Text excerpt:
════════════════
The continuous convolution of eq. (6) may suitably be approximated by a discrete convolution of samples of the functions p and F in a sufficiently fine computational grid, e.g. with 0.1 nm resolution. The computation should, suitably, be performed over at least 3 times the maximum range of the point spread function (for a Multi-Gaussian) or over the support of a spline function.

In the threshold model, the isofocal dose D_isƒ can then be determined by choosing the dose under which the measured structure width varies the least under blur fluctuations, that is,

$\begin{array}{cc}{D}_{\mathrm{isf}}=\arg \underset{D}{\min }\underset{\alpha \in A}{\mathrm{Var}}ℳ\left(D·\left(p*f_{\alpha }\right)\right)& \left(8\right)\end{array}$

where ƒ_α is the marginal PSF with variable forward scattering range (e.g. taken in the set of test blurs A, which were also applied experimentally to the test pattern), and is a symbol for evaluating the convoluted pattern (p*ƒ_a) to determine the area or width of the structure feature that is exposed when the exposure dose D is applied to the relevant sub-pattern. For instance, in terms of a threshold model, the evaluation will yield the dimension (area or width) of those portions of the exposed structure that are at doses above the dose threshold D_T. The minimum (dose of least variation) can be determined over a set of candidate doses either by numerical minimization or direct calculation.
════════════════
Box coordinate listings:
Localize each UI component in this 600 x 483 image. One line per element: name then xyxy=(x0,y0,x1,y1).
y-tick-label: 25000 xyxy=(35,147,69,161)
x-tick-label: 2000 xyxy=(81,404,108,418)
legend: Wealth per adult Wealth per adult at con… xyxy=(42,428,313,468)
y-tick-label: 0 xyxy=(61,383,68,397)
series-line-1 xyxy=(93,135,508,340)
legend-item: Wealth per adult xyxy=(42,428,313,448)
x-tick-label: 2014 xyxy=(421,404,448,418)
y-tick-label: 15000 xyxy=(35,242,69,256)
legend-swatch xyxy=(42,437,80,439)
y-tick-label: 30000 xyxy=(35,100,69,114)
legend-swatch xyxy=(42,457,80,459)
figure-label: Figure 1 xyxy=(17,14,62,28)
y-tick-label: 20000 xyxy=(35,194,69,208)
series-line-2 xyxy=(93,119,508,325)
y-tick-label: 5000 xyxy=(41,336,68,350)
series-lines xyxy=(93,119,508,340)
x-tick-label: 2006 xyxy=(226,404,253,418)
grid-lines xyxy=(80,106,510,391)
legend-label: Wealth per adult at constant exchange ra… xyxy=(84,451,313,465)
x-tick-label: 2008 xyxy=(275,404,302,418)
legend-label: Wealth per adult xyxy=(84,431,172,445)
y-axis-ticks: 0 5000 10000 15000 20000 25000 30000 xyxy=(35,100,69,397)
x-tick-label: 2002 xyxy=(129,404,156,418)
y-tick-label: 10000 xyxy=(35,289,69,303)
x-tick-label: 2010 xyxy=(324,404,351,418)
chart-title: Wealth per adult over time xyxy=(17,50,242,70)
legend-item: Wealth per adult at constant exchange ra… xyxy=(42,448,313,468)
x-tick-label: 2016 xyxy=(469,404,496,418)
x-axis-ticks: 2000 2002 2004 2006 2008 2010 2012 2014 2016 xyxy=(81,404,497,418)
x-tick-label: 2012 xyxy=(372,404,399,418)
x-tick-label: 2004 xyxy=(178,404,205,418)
════════════════
Exercise requirements:
[1] Can you condense the excerpt's paragraph beginning "The continuous convolution of eq. (6)" into a short list that keeps its main facts?
[2] Could you reproduce the excerpt from "The continuous convolution" up to and including "a spline function."?

Solution set:
[1]
- The continuous convolution of eq. (6) can be approximated by a discrete convolution of samples of the functions p and F.
- The samples are taken on a sufficiently fine computational grid, e.g. with 0.1 nm resolution.
- The computation should cover at least 3 times the maximum range of the point spread function (for a Multi-Gaussian) or the support of a spline function.

[2]
The continuous convolution of eq. (6) may suitably be approximated by a discrete convolution of samples of the functions p and F in a sufficiently fine computational grid, e.g. with 0.1 nm resolution. The computation should, suitably, be performed over at least 3 times the maximum range of the point spread function (for a Multi-Gaussian) or over the support of a spline function.